>> Begin Data to use

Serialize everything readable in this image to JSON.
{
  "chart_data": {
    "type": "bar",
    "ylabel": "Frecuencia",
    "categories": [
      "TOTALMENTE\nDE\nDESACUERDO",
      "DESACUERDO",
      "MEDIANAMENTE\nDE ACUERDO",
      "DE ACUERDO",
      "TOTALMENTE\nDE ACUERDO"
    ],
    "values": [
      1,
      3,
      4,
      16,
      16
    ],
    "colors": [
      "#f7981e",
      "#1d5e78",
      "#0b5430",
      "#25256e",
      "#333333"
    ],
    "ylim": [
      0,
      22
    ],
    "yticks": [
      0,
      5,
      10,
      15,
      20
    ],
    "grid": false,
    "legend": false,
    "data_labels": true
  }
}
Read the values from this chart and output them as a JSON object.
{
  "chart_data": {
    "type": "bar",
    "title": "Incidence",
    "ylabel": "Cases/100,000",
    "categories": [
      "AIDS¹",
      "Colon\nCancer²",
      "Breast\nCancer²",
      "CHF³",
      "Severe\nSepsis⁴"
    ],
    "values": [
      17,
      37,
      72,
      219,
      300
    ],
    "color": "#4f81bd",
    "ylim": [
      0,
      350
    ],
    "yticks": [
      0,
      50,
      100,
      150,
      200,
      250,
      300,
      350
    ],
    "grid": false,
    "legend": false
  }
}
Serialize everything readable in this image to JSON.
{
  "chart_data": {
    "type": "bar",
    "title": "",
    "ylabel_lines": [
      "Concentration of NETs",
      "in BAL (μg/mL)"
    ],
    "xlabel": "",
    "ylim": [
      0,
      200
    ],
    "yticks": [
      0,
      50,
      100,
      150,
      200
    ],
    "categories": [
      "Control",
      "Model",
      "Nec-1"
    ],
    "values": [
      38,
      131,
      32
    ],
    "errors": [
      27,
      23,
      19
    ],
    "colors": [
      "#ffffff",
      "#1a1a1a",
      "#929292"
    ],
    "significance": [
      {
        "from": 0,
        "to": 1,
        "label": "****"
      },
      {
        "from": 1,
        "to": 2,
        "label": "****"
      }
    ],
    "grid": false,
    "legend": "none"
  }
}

>> End Data to use

Instruction = Pull out all lines containing the word "TOTALMENTE" from the entries above.

Solution below =
      "TOTALMENTE\nDE\nDESACUERDO",
      "TOTALMENTE\nDE ACUERDO"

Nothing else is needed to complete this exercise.